Collected data
======
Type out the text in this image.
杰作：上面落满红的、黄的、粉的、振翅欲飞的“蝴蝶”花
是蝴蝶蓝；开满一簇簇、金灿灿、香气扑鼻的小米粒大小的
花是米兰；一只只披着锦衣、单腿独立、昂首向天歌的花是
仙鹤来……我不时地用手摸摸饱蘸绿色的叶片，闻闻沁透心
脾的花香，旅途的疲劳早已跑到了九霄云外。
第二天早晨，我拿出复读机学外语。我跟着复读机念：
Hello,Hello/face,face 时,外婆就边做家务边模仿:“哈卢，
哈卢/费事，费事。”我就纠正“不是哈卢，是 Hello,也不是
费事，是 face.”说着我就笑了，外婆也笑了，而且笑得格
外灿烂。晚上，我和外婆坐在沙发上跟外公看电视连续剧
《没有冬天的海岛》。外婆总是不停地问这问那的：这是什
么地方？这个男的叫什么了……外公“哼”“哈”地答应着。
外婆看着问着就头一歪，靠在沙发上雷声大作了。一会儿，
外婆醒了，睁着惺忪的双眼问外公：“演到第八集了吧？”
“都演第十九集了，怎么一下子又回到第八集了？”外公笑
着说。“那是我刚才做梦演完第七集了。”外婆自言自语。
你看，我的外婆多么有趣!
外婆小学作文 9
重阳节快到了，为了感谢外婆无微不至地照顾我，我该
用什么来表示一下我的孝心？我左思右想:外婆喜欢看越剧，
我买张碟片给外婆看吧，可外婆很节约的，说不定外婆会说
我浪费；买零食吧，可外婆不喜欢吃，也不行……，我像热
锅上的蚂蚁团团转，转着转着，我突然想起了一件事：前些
======
**YOUR GOAL:** Send back every record, precisely as written.

**RESULT OF THE EXERCISE:**
Type out the text in this image.
杰作：上面落满红的、黄的、粉的、振翅欲飞的“蝴蝶”花
是蝴蝶蓝；开满一簇簇、金灿灿、香气扑鼻的小米粒大小的
花是米兰；一只只披着锦衣、单腿独立、昂首向天歌的花是
仙鹤来……我不时地用手摸摸饱蘸绿色的叶片，闻闻沁透心
脾的花香，旅途的疲劳早已跑到了九霄云外。
第二天早晨，我拿出复读机学外语。我跟着复读机念：
Hello,Hello/face,face 时,外婆就边做家务边模仿:“哈卢，
哈卢/费事，费事。”我就纠正“不是哈卢，是 Hello,也不是
费事，是 face.”说着我就笑了，外婆也笑了，而且笑得格
外灿烂。晚上，我和外婆坐在沙发上跟外公看电视连续剧
《没有冬天的海岛》。外婆总是不停地问这问那的：这是什
么地方？这个男的叫什么了……外公“哼”“哈”地答应着。
外婆看着问着就头一歪，靠在沙发上雷声大作了。一会儿，
外婆醒了，睁着惺忪的双眼问外公：“演到第八集了吧？”
“都演第十九集了，怎么一下子又回到第八集了？”外公笑
着说。“那是我刚才做梦演完第七集了。”外婆自言自语。
你看，我的外婆多么有趣!
外婆小学作文 9
重阳节快到了，为了感谢外婆无微不至地照顾我，我该
用什么来表示一下我的孝心？我左思右想:外婆喜欢看越剧，
我买张碟片给外婆看吧，可外婆很节约的，说不定外婆会说
我浪费；买零食吧，可外婆不喜欢吃，也不行……，我像热
锅上的蚂蚁团团转，转着转着，我突然想起了一件事：前些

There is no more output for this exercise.